• _Directions for this task_
Transcribe all of the material exactly. Any picture in it should be left out.

• _Data for processing_
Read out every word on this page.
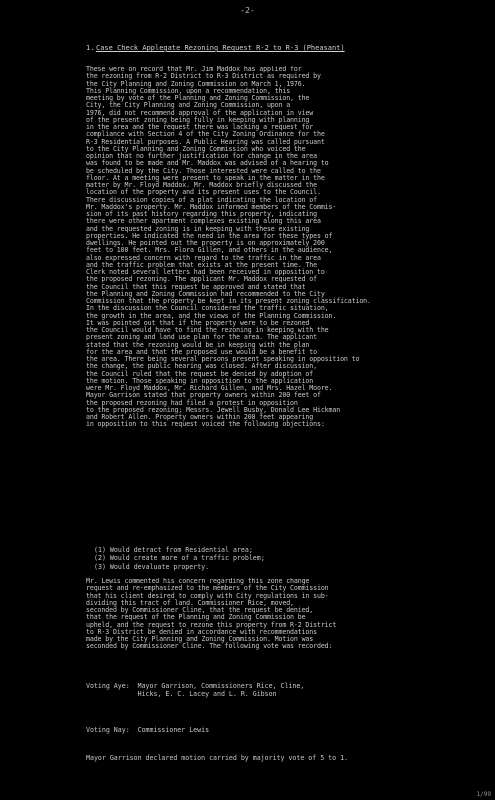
-2-
1. Case Check Applegate Rezoning Request R-2 to R-3 (Pheasant)
These were on record that Mr. Jim Maddox has applied for
the rezoning from R-2 District to R-3 District as required by
the City Planning and Zoning Commission on March 1, 1976.
This Planning Commission, upon a recommendation, this
meeting by vote of the Planning and Zoning Commission, the
City, the City Planning and Zoning Commission, upon a
1976, did not recommend approval of the application in view
of the present zoning being fully in keeping with planning
in the area and the request there was lacking a request for
compliance with Section 4 of the City Zoning Ordinance for the
R-3 Residential purposes. A Public Hearing was called pursuant
to the City Planning and Zoning Commission who voiced the
opinion that no further justification for change in the area
was found to be made and Mr. Maddox was advised of a hearing to
be scheduled by the City. Those interested were called to the
floor. At a meeting were present to speak in the matter in the
matter by Mr. Floyd Maddox. Mr. Maddox briefly discussed the
location of the property and its present uses to the Council.
There discussion copies of a plat indicating the location of
Mr. Maddox's property. Mr. Maddox informed members of the Commis-
sion of its past history regarding this property, indicating
there were other apartment complexes existing along this area
and the requested zoning is in keeping with these existing
properties. He indicated the need in the area for these types of
dwellings. He pointed out the property is on approximately 200
feet to 100 feet. Mrs. Flora Gillen, and others in the audience,
also expressed concern with regard to the traffic in the area
and the traffic problem that exists at the present time. The
Clerk noted several letters had been received in opposition to
the proposed rezoning. The applicant Mr. Maddox requested of
the Council that this request be approved and stated that
the Planning and Zoning Commission had recommended to the City
Commission that the property be kept in its present zoning classification.
In the discussion the Council considered the traffic situation,
the growth in the area, and the views of the Planning Commission.
It was pointed out that if the property were to be rezoned
the Council would have to find the rezoning in keeping with the
present zoning and land use plan for the area. The applicant
stated that the rezoning would be in keeping with the plan
for the area and that the proposed use would be a benefit to
the area. There being several persons present speaking in opposition to
the change, the public hearing was closed. After discussion,
the Council ruled that the request be denied by adoption of
the motion. Those speaking in opposition to the application
were Mr. Floyd Maddox, Mr. Richard Gillen, and Mrs. Hazel Moore.
Mayor Garrison stated that property owners within 200 feet of
the proposed rezoning had filed a protest in opposition
to the proposed rezoning; Messrs. Jewell Busby, Donald Lee Hickman
and Robert Allen. Property owners within 200 feet appearing
in opposition to this request voiced the following objections:
(1) Would detract from Residential area;
(2) Would create more of a traffic problem;
(3) Would devaluate property.
Mr. Lewis commented his concern regarding this zone change
request and re-emphasized to the members of the City Commission
that his client desired to comply with City regulations in sub-
dividing this tract of land. Commissioner Rice, moved,
seconded by Commissioner Cline, that the request be denied,
that the request of the Planning and Zoning Commission be
upheld, and the request to rezone this property from R-2 District
to R-3 District be denied in accordance with recommendations
made by the City Planning and Zoning Commission. Motion was
seconded by Commissioner Cline. The following vote was recorded:
Voting Aye:  Mayor Garrison, Commissioners Rice, Cline,
Hicks, E. C. Lacey and L. R. Gibson
Voting Nay:  Commissioner Lewis
Mayor Garrison declared motion carried by majority vote of 5 to 1.
1/99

• _Result of this task_
Read out every word on this page.
-2-
1. Case Check Applegate Rezoning Request R-2 to R-3 (Pheasant)
These were on record that Mr. Jim Maddox has applied for
the rezoning from R-2 District to R-3 District as required by
the City Planning and Zoning Commission on March 1, 1976.
This Planning Commission, upon a recommendation, this
meeting by vote of the Planning and Zoning Commission, the
City, the City Planning and Zoning Commission, upon a
1976, did not recommend approval of the application in view
of the present zoning being fully in keeping with planning
in the area and the request there was lacking a request for
compliance with Section 4 of the City Zoning Ordinance for the
R-3 Residential purposes. A Public Hearing was called pursuant
to the City Planning and Zoning Commission who voiced the
opinion that no further justification for change in the area
was found to be made and Mr. Maddox was advised of a hearing to
be scheduled by the City. Those interested were called to the
floor. At a meeting were present to speak in the matter in the
matter by Mr. Floyd Maddox. Mr. Maddox briefly discussed the
location of the property and its present uses to the Council.
There discussion copies of a plat indicating the location of
Mr. Maddox's property. Mr. Maddox informed members of the Commis-
sion of its past history regarding this property, indicating
there were other apartment complexes existing along this area
and the requested zoning is in keeping with these existing
properties. He indicated the need in the area for these types of
dwellings. He pointed out the property is on approximately 200
feet to 100 feet. Mrs. Flora Gillen, and others in the audience,
also expressed concern with regard to the traffic in the area
and the traffic problem that exists at the present time. The
Clerk noted several letters had been received in opposition to
the proposed rezoning. The applicant Mr. Maddox requested of
the Council that this request be approved and stated that
the Planning and Zoning Commission had recommended to the City
Commission that the property be kept in its present zoning classification.
In the discussion the Council considered the traffic situation,
the growth in the area, and the views of the Planning Commission.
It was pointed out that if the property were to be rezoned
the Council would have to find the rezoning in keeping with the
present zoning and land use plan for the area. The applicant
stated that the rezoning would be in keeping with the plan
for the area and that the proposed use would be a benefit to
the area. There being several persons present speaking in opposition to
the change, the public hearing was closed. After discussion,
the Council ruled that the request be denied by adoption of
the motion. Those speaking in opposition to the application
were Mr. Floyd Maddox, Mr. Richard Gillen, and Mrs. Hazel Moore.
Mayor Garrison stated that property owners within 200 feet of
the proposed rezoning had filed a protest in opposition
to the proposed rezoning; Messrs. Jewell Busby, Donald Lee Hickman
and Robert Allen. Property owners within 200 feet appearing
in opposition to this request voiced the following objections:
(1) Would detract from Residential area;
(2) Would create more of a traffic problem;
(3) Would devaluate property.
Mr. Lewis commented his concern regarding this zone change
request and re-emphasized to the members of the City Commission
that his client desired to comply with City regulations in sub-
dividing this tract of land. Commissioner Rice, moved,
seconded by Commissioner Cline, that the request be denied,
that the request of the Planning and Zoning Commission be
upheld, and the request to rezone this property from R-2 District
to R-3 District be denied in accordance with recommendations
made by the City Planning and Zoning Commission. Motion was
seconded by Commissioner Cline. The following vote was recorded:
Voting Aye:  Mayor Garrison, Commissioners Rice, Cline,
Hicks, E. C. Lacey and L. R. Gibson
Voting Nay:  Commissioner Lewis
Mayor Garrison declared motion carried by majority vote of 5 to 1.
1/99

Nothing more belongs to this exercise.